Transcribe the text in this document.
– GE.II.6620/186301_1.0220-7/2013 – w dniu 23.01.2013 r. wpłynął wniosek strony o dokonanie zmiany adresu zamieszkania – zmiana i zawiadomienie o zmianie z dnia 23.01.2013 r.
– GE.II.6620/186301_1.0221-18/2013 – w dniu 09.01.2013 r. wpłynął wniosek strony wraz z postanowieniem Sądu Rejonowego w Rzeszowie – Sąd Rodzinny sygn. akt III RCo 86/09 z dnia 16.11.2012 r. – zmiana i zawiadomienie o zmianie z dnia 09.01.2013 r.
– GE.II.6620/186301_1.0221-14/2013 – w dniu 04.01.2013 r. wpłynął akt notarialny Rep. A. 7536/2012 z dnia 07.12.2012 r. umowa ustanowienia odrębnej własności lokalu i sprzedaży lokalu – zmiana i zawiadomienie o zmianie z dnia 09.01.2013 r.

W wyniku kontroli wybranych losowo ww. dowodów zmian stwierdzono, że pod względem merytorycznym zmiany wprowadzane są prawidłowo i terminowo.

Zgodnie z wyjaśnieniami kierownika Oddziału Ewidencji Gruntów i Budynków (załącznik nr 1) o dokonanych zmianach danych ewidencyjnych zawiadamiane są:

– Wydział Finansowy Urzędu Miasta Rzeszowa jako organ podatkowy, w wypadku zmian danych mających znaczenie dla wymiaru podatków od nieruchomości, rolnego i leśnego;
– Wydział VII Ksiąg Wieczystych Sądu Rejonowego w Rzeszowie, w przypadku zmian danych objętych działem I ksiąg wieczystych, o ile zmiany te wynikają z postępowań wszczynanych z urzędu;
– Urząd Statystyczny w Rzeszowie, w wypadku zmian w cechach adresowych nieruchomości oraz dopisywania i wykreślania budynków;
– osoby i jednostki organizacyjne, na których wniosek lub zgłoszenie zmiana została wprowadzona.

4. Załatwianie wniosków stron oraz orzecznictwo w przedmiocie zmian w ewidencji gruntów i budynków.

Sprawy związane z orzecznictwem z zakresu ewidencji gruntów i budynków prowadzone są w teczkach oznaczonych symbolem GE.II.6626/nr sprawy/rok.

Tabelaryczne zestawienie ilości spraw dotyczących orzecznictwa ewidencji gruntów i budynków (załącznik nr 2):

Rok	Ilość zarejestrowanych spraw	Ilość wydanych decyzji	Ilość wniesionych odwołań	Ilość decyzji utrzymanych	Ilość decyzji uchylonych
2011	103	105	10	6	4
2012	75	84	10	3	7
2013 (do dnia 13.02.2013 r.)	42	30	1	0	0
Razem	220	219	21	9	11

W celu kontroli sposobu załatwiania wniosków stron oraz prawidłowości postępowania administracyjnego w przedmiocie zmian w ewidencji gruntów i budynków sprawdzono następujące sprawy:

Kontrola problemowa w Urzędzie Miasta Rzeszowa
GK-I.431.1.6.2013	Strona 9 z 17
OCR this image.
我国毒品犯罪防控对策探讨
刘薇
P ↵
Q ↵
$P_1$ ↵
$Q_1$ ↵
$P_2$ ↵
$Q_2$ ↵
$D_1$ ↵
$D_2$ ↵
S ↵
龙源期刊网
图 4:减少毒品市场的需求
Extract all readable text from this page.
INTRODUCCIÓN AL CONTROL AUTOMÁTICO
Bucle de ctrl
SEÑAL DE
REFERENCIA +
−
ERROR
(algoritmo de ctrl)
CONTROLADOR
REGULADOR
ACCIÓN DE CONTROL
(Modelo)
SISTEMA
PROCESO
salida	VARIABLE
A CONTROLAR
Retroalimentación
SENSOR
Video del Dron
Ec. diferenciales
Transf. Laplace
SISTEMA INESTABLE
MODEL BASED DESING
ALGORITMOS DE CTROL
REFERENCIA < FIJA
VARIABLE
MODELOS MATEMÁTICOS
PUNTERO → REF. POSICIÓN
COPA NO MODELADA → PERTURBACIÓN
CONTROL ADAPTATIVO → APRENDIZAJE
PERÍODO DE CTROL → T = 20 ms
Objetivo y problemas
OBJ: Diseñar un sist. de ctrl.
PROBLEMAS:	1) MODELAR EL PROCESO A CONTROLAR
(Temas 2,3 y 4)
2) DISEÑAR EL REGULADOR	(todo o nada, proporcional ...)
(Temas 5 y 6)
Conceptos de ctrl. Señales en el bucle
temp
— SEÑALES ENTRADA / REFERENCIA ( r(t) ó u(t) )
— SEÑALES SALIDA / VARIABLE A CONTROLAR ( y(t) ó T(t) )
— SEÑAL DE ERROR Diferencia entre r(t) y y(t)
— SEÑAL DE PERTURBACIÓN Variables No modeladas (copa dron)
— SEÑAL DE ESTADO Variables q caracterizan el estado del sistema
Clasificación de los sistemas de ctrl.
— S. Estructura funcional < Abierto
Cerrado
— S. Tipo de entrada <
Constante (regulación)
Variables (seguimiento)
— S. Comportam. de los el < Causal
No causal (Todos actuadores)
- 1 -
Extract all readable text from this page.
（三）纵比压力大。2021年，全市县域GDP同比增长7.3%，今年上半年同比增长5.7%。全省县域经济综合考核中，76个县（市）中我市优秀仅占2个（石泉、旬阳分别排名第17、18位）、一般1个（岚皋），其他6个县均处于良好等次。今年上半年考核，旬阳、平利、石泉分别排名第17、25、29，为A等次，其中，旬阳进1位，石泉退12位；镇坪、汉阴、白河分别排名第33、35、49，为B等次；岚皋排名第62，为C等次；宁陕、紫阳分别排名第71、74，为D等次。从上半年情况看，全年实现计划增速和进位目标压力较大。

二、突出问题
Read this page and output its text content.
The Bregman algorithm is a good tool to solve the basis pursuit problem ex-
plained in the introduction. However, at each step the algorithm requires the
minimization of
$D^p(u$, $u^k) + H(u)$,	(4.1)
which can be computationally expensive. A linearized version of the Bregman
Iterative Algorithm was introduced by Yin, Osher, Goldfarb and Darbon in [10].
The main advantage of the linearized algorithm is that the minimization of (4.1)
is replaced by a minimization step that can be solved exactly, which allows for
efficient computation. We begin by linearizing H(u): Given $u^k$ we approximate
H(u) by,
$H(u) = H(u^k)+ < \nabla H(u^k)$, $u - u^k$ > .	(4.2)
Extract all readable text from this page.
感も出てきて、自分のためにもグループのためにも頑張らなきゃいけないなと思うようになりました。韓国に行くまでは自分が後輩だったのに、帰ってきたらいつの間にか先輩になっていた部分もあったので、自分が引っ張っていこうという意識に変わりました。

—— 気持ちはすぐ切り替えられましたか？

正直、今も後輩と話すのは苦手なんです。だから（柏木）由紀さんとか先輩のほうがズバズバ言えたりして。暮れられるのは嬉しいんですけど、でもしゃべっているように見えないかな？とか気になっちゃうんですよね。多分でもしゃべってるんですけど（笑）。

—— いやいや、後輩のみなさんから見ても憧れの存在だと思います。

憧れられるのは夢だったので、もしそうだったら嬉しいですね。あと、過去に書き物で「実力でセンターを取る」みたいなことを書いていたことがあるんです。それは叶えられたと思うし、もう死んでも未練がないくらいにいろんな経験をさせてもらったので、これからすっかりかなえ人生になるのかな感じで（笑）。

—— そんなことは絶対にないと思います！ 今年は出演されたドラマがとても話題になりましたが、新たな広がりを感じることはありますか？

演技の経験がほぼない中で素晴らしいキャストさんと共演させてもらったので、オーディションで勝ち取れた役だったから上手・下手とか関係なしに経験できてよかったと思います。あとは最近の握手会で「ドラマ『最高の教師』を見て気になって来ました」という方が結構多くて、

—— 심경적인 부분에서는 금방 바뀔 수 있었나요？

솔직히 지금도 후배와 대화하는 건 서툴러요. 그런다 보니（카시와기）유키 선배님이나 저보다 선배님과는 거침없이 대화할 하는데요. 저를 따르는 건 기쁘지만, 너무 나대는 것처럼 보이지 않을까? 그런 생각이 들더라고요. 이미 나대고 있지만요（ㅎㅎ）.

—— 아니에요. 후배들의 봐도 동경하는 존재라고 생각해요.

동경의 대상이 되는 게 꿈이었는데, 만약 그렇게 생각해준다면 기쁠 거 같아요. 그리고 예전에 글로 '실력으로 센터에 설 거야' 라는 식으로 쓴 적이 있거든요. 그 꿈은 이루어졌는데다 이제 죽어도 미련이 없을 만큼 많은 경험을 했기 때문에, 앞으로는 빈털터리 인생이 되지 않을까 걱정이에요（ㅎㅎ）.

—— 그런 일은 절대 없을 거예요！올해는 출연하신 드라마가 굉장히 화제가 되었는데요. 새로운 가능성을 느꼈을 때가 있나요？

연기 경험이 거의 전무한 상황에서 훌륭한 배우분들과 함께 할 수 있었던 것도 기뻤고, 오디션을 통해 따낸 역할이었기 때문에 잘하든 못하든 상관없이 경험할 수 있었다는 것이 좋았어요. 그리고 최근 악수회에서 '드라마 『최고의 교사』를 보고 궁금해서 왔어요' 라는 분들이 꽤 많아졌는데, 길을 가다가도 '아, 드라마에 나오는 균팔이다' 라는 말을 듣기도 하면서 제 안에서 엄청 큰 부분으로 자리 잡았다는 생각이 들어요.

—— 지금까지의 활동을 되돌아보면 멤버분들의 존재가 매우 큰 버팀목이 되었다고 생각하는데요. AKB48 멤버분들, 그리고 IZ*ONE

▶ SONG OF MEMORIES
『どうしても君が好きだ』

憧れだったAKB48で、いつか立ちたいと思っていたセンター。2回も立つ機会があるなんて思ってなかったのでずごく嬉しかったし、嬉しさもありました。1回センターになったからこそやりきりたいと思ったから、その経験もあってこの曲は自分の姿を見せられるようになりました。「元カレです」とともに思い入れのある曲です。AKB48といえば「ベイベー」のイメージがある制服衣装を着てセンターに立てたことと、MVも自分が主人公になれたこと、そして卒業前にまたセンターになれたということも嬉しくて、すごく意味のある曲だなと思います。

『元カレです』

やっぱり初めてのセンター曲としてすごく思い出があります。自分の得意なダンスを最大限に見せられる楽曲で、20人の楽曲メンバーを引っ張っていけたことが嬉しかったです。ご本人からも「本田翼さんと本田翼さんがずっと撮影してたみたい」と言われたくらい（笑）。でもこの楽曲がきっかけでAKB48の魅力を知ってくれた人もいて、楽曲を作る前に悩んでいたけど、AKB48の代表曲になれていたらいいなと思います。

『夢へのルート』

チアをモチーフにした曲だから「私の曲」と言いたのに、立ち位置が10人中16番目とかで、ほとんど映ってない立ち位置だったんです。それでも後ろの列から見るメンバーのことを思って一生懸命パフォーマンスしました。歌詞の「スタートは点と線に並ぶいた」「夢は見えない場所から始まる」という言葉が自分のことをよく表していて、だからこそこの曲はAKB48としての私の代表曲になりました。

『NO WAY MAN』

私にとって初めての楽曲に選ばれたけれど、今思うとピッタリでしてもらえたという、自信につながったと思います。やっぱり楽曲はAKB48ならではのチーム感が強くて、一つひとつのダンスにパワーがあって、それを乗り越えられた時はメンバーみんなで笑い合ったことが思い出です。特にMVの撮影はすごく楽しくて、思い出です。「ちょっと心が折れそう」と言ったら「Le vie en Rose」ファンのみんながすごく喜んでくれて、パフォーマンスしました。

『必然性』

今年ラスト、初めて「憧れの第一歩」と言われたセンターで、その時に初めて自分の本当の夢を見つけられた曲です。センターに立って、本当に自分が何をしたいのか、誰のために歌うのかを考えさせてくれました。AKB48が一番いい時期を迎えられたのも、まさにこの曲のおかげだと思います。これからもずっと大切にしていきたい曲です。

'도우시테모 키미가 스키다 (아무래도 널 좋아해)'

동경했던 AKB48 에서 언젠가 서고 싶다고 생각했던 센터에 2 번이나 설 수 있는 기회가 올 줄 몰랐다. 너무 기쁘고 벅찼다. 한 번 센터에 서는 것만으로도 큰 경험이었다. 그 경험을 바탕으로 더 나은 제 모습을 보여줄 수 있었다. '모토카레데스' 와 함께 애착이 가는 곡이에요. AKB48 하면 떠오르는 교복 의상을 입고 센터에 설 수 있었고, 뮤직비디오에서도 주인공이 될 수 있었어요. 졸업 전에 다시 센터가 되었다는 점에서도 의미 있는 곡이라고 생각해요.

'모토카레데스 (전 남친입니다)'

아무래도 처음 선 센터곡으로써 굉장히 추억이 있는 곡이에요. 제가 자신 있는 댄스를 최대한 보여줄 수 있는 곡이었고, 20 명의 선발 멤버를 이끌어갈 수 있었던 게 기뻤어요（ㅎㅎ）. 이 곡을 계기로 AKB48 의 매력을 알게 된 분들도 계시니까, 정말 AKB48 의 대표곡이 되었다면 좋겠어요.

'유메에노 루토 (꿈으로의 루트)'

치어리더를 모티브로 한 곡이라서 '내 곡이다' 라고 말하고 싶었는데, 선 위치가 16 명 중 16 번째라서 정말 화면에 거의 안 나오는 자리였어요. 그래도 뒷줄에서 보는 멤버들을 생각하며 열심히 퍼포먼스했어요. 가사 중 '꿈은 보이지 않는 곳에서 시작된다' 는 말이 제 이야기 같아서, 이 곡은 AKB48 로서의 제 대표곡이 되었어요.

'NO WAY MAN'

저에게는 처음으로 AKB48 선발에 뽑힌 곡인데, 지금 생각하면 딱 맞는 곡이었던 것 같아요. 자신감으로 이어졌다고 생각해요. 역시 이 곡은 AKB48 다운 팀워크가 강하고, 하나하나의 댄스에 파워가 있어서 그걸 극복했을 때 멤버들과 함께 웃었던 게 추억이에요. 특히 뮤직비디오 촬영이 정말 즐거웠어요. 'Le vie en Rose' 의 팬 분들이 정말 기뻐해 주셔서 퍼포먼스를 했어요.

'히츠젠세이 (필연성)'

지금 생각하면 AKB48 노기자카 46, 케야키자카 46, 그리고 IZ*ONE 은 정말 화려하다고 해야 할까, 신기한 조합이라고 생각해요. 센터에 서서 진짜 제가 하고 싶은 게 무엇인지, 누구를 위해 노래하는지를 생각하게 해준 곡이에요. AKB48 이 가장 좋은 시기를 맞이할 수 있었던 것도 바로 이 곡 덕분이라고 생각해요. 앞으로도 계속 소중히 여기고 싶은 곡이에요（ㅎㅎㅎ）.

::::

PROBLEM REQUIREMENTS: Go through the material and select each line with the string "Rzeszowie" in it.

FINAL RESULT:
– GE.II.6620/186301_1.0221-18/2013 – w dniu 09.01.2013 r. wpłynął wniosek strony wraz z postanowieniem Sądu Rejonowego w Rzeszowie – Sąd Rodzinny sygn. akt III RCo 86/09 z dnia 16.11.2012 r. – zmiana i zawiadomienie o zmianie z dnia 09.01.2013 r.
– Wydział VII Ksiąg Wieczystych Sądu Rejonowego w Rzeszowie, w przypadku zmian danych objętych działem I ksiąg wieczystych, o ile zmiany te wynikają z postępowań wszczynanych z urzędu;
– Urząd Statystyczny w Rzeszowie, w wypadku zmian w cechach adresowych nieruchomości oraz dopisywania i wykreślania budynków;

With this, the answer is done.